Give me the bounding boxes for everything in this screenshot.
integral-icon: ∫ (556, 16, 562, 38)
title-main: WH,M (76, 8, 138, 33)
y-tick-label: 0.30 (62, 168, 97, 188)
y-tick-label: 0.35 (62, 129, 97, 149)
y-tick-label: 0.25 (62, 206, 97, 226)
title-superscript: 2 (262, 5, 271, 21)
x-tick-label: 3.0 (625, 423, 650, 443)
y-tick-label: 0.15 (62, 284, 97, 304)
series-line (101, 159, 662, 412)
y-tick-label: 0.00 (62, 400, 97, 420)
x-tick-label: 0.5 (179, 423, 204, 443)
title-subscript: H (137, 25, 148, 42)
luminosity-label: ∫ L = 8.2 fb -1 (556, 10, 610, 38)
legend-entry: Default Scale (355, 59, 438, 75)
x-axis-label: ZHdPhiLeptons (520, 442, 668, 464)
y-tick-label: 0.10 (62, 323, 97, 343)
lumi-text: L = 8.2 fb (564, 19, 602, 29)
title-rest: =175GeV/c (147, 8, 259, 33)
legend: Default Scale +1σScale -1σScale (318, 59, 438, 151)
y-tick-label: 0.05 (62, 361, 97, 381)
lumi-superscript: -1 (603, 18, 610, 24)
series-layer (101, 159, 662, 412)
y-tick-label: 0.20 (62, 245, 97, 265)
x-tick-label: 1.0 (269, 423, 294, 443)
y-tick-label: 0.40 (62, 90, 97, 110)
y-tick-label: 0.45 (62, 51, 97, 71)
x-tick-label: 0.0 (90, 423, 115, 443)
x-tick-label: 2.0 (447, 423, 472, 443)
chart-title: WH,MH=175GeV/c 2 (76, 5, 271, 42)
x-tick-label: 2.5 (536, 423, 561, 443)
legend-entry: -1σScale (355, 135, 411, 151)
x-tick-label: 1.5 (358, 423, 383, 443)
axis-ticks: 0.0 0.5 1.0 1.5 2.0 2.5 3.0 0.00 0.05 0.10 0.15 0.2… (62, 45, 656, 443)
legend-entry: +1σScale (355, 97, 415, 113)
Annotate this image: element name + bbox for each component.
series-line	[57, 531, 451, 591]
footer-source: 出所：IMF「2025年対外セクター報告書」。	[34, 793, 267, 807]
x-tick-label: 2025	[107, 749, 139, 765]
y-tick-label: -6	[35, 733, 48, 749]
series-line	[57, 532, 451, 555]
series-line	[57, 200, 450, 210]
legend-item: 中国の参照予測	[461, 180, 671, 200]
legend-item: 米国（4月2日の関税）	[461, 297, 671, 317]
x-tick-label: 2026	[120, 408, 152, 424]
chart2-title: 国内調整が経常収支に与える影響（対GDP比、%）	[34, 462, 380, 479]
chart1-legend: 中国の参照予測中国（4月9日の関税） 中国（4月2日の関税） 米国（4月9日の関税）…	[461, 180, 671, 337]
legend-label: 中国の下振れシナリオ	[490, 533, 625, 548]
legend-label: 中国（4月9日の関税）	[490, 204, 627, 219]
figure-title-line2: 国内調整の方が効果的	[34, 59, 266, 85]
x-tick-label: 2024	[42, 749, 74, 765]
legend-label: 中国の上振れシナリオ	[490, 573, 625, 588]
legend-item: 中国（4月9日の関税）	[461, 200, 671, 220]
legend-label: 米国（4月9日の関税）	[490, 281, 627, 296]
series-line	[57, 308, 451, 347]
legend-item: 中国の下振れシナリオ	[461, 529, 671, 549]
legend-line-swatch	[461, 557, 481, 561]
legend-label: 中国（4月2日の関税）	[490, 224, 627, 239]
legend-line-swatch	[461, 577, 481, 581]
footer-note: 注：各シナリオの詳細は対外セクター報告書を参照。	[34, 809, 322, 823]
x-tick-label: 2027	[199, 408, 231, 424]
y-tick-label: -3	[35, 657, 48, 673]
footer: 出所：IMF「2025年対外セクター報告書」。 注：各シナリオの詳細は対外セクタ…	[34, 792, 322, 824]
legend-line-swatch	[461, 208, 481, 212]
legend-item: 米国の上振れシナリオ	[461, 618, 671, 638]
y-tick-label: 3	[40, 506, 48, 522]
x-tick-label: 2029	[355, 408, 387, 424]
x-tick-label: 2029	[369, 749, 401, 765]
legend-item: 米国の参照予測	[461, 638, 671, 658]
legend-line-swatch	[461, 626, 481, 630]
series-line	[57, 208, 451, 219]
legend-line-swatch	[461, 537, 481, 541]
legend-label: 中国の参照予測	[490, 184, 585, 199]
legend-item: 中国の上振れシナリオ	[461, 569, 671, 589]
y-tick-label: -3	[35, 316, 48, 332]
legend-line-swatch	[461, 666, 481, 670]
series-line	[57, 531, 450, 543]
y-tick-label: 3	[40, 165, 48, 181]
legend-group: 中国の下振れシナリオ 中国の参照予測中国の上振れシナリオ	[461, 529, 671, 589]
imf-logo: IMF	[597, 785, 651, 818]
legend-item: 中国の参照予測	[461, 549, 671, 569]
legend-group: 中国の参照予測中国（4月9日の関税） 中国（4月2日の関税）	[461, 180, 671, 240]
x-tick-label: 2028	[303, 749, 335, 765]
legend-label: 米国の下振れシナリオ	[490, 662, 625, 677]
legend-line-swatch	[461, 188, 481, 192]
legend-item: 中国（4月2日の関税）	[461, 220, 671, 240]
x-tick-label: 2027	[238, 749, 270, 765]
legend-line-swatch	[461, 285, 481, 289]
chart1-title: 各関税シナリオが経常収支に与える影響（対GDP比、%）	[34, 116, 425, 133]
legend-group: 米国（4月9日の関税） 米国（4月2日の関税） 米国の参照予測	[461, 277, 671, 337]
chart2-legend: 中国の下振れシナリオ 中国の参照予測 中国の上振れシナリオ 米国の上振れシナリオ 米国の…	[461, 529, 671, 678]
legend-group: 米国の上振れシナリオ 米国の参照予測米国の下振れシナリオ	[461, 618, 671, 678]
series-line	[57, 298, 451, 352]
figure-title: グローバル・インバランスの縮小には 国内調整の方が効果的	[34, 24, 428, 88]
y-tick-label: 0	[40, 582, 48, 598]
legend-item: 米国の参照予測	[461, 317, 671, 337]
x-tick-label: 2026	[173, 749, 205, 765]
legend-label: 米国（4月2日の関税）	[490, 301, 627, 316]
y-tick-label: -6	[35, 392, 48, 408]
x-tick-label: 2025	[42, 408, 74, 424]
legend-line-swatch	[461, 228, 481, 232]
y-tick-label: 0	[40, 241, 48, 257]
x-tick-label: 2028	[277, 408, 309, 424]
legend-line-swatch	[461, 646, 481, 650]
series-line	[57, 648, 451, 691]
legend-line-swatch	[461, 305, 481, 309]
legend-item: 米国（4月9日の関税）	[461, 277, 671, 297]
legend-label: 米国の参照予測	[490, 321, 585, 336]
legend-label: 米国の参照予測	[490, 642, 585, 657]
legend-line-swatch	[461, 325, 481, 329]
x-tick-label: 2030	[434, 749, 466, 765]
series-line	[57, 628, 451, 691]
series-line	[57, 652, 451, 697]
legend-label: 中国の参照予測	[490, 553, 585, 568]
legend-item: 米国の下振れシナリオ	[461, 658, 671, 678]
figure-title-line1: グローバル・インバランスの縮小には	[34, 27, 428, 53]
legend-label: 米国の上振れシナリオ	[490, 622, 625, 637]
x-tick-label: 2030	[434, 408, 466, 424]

· · · · · · ·

▶ **Gestellte Aufgabe**
Schreibe das Material vom Anfang bis einschließlich der Zeile, die „749, 139, 765]“ enthält, als Markdown-Tabelle mit den Spalten „Nr.“ und „Zeile im Material“ um. Leerzeilen lässt du dabei weg.

▶ **Antwort zur Aufgabe**
| Nr. | Zeile im Material |
|---|---|
| 1 | Give me the bounding boxes for everything in this screenshot. |
| 2 | integral-icon: ∫ (556, 16, 562, 38) |
| 3 | title-main: WH,M (76, 8, 138, 33) |
| 4 | y-tick-label: 0.30 (62, 168, 97, 188) |
| 5 | y-tick-label: 0.35 (62, 129, 97, 149) |
| 6 | y-tick-label: 0.25 (62, 206, 97, 226) |
| 7 | title-superscript: 2 (262, 5, 271, 21) |
| 8 | x-tick-label: 3.0 (625, 423, 650, 443) |
| 9 | y-tick-label: 0.15 (62, 284, 97, 304) |
| 10 | series-line (101, 159, 662, 412) |
| 11 | y-tick-label: 0.00 (62, 400, 97, 420) |
| 12 | x-tick-label: 0.5 (179, 423, 204, 443) |
| 13 | title-subscript: H (137, 25, 148, 42) |
| 14 | luminosity-label: ∫ L = 8.2 fb -1 (556, 10, 610, 38) |
| 15 | legend-entry: Default Scale (355, 59, 438, 75) |
| 16 | x-axis-label: ZHdPhiLeptons (520, 442, 668, 464) |
| 17 | y-tick-label: 0.10 (62, 323, 97, 343) |
| 18 | lumi-text: L = 8.2 fb (564, 19, 602, 29) |
| 19 | title-rest: =175GeV/c (147, 8, 259, 33) |
| 20 | legend: Default Scale +1σScale -1σScale (318, 59, 438, 151) |
| 21 | y-tick-label: 0.05 (62, 361, 97, 381) |
| 22 | lumi-superscript: -1 (603, 18, 610, 24) |
| 23 | series-layer (101, 159, 662, 412) |
| 24 | y-tick-label: 0.20 (62, 245, 97, 265) |
| 25 | x-tick-label: 1.0 (269, 423, 294, 443) |
| 26 | y-tick-label: 0.40 (62, 90, 97, 110) |
| 27 | y-tick-label: 0.45 (62, 51, 97, 71) |
| 28 | x-tick-label: 0.0 (90, 423, 115, 443) |
| 29 | x-tick-label: 2.0 (447, 423, 472, 443) |
| 30 | chart-title: WH,MH=175GeV/c 2 (76, 5, 271, 42) |
| 31 | x-tick-label: 2.5 (536, 423, 561, 443) |
| 32 | legend-entry: -1σScale (355, 135, 411, 151) |
| 33 | x-tick-label: 1.5 (358, 423, 383, 443) |
| 34 | axis-ticks: 0.0 0.5 1.0 1.5 2.0 2.5 3.0 0.00 0.05 0.10 0.15 0.2… (62, 45, 656, 443) |
| 35 | legend-entry: +1σScale (355, 97, 415, 113) |
| 36 | Annotate this image: element name + bbox for each component. |
| 37 | series-line	[57, 531, 451, 591] |
| 38 | footer-source: 出所：IMF「2025年対外セクター報告書」。	[34, 793, 267, 807] |
| 39 | x-tick-label: 2025	[107, 749, 139, 765] |